THE PROBLEM: Identify each line below that contains the word "this", and copy it out.

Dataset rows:
- - - -

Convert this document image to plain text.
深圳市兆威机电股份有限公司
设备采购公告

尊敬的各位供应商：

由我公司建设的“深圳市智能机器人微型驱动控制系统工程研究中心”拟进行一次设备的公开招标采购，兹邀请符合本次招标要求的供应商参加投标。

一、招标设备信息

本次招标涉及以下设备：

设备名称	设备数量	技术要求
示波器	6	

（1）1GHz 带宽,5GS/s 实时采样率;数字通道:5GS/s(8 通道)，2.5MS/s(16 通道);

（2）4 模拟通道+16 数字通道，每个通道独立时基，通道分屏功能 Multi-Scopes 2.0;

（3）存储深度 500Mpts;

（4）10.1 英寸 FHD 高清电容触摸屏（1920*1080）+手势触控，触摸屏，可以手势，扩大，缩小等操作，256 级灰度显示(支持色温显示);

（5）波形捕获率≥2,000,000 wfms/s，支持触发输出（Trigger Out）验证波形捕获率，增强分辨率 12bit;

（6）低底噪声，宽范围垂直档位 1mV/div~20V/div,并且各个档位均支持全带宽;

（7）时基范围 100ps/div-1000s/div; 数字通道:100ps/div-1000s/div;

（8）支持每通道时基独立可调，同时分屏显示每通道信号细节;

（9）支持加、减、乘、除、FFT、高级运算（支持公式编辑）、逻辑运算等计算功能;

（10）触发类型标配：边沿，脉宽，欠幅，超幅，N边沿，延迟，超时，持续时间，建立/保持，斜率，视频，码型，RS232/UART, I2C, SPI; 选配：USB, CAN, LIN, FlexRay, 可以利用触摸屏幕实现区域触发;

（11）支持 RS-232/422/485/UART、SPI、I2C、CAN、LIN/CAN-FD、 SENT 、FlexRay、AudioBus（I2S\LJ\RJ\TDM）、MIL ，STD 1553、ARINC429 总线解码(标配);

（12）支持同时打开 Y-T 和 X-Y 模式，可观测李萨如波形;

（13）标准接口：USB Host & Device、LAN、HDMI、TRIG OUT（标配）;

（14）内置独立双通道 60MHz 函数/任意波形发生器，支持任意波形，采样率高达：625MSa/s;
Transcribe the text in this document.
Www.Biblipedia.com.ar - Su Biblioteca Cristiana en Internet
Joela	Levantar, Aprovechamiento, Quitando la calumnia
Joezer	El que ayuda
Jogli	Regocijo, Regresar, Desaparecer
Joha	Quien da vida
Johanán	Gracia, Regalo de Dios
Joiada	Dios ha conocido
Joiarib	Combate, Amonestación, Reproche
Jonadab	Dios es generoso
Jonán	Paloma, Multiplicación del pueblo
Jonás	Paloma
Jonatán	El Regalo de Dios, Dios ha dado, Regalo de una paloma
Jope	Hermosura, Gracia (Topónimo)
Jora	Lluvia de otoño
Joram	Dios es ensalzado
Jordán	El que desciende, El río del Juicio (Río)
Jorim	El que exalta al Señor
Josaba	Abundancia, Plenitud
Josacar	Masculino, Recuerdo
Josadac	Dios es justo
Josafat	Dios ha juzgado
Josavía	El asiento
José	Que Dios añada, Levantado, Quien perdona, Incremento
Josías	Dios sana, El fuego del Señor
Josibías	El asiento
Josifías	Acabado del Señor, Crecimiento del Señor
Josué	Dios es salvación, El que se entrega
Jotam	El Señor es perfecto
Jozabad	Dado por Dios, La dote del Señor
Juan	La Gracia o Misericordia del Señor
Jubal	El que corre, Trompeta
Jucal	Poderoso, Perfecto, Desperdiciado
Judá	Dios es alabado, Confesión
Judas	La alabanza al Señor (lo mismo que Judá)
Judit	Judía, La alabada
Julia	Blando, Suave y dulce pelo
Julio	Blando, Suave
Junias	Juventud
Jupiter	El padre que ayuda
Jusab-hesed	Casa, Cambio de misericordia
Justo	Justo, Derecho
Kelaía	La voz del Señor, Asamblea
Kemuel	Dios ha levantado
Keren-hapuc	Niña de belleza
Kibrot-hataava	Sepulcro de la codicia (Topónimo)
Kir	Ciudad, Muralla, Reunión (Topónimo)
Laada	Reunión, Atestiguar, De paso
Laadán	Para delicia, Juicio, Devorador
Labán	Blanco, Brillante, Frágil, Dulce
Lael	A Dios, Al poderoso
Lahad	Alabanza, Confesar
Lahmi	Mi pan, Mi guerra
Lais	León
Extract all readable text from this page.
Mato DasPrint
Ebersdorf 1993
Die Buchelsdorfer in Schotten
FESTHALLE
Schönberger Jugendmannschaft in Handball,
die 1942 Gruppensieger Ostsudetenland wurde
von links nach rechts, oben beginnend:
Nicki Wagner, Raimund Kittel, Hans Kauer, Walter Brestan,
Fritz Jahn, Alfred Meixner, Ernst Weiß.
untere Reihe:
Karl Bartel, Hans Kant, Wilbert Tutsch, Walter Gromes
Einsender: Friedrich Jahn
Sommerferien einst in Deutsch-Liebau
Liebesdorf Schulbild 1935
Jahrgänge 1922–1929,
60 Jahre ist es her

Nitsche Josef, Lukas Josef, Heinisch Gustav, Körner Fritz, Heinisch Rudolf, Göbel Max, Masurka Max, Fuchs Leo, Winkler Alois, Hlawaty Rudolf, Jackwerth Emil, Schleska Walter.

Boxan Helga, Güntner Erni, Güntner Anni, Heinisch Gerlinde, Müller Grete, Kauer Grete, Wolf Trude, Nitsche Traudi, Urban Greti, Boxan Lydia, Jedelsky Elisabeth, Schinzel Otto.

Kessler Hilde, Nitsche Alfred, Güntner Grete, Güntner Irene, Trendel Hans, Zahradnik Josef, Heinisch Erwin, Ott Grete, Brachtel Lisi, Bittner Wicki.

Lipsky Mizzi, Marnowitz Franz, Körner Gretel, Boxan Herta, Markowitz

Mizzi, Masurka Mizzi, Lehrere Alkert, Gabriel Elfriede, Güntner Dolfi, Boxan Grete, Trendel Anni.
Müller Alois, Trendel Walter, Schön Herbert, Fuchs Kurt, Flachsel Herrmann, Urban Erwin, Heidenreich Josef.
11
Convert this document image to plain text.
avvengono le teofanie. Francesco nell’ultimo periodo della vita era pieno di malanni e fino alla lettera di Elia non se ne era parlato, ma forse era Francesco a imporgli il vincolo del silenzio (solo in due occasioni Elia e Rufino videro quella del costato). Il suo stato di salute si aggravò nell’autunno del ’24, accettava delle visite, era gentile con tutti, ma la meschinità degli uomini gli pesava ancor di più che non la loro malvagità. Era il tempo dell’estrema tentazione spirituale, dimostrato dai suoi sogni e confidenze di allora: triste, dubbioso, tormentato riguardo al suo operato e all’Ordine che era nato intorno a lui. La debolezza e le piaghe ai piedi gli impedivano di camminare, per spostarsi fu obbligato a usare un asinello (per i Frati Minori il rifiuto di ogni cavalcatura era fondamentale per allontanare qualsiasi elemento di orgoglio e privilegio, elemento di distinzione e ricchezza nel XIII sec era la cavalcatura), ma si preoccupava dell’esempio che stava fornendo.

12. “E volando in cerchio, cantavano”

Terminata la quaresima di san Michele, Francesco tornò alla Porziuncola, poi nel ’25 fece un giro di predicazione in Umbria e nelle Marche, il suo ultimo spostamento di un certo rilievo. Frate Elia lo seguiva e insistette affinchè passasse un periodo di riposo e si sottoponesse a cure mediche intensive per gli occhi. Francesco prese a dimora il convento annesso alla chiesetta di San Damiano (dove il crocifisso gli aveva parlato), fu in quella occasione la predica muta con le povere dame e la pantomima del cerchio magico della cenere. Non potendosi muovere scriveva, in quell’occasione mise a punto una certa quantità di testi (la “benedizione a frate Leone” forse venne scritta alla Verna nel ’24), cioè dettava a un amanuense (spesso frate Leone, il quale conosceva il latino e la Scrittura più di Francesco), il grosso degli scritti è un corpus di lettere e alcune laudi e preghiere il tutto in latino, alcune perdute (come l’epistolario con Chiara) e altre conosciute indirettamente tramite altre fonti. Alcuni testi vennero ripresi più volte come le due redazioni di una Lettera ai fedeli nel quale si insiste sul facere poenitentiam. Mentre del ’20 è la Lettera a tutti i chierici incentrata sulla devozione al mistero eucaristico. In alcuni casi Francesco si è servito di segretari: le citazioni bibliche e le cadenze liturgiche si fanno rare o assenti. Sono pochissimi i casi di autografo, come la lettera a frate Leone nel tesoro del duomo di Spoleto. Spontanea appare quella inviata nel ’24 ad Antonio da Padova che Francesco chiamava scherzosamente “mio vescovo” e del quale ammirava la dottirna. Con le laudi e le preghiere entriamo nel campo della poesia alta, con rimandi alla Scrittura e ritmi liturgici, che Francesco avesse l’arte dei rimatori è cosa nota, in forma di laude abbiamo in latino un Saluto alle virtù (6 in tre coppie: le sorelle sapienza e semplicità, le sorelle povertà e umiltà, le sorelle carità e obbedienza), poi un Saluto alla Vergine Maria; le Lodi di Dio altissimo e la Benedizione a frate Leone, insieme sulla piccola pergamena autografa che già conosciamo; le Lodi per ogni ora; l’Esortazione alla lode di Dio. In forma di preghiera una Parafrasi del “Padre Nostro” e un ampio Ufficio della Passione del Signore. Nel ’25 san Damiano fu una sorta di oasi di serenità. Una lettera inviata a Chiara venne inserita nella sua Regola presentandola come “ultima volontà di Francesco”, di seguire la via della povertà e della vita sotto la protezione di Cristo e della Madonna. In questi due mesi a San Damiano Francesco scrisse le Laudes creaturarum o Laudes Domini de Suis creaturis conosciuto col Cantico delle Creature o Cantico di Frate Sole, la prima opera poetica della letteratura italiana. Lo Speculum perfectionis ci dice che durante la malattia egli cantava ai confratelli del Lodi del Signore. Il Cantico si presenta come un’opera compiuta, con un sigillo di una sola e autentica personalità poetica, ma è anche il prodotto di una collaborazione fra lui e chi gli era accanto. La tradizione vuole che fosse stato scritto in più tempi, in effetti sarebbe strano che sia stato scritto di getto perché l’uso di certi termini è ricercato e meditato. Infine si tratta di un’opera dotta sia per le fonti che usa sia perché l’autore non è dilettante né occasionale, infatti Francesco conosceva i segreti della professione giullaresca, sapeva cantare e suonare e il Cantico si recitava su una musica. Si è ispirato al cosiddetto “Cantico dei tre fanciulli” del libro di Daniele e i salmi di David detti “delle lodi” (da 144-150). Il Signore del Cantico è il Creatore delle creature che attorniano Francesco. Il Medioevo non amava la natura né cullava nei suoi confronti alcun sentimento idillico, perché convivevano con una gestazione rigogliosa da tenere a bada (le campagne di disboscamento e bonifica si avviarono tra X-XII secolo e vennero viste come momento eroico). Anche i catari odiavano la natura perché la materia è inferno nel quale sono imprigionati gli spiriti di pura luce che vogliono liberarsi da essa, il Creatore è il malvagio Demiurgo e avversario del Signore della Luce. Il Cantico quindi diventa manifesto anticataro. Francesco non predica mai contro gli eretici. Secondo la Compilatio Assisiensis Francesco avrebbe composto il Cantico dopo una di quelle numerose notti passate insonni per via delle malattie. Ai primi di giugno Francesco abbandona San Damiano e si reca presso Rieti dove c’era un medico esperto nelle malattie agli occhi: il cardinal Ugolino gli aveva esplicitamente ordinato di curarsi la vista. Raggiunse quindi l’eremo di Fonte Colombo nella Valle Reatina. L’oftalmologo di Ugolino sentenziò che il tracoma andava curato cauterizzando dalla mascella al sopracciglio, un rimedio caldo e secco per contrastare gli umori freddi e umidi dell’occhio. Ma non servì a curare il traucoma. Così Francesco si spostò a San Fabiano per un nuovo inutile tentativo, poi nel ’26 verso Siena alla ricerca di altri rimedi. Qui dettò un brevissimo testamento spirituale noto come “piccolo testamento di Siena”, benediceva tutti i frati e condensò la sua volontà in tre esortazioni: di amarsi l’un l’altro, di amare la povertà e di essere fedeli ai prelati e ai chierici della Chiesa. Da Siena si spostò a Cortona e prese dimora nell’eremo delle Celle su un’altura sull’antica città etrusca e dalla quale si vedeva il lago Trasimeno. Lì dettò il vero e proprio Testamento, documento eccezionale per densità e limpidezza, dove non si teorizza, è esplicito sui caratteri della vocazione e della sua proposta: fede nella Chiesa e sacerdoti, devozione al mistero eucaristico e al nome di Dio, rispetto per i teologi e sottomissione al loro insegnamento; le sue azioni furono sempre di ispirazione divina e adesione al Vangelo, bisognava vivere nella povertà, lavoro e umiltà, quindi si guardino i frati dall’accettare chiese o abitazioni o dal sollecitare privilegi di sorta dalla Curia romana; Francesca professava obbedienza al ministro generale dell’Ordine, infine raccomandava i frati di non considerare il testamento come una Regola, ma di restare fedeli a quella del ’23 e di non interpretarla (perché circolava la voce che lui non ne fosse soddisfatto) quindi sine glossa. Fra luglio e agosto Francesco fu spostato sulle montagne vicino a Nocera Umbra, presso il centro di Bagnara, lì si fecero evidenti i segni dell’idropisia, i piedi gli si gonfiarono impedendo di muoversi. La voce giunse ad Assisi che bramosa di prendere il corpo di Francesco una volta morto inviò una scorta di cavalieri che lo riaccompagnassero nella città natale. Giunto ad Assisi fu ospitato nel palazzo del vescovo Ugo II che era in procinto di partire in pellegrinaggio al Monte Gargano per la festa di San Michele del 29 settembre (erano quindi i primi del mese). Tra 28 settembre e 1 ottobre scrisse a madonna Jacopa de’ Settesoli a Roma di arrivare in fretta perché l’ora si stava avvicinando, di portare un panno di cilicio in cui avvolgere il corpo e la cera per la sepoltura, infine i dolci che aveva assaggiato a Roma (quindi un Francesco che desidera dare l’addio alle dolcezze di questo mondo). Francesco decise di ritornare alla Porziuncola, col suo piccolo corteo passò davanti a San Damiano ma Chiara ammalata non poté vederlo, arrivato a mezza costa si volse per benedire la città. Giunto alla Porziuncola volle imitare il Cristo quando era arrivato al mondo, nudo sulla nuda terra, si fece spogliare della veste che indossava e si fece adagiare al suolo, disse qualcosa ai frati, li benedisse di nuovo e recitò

- - - -

RESPONSE TO THE EXERCISE:
Convert this document image to plain text.
Transcribe the text in this document.
Extract all readable text from this page.
Convert this document image to plain text.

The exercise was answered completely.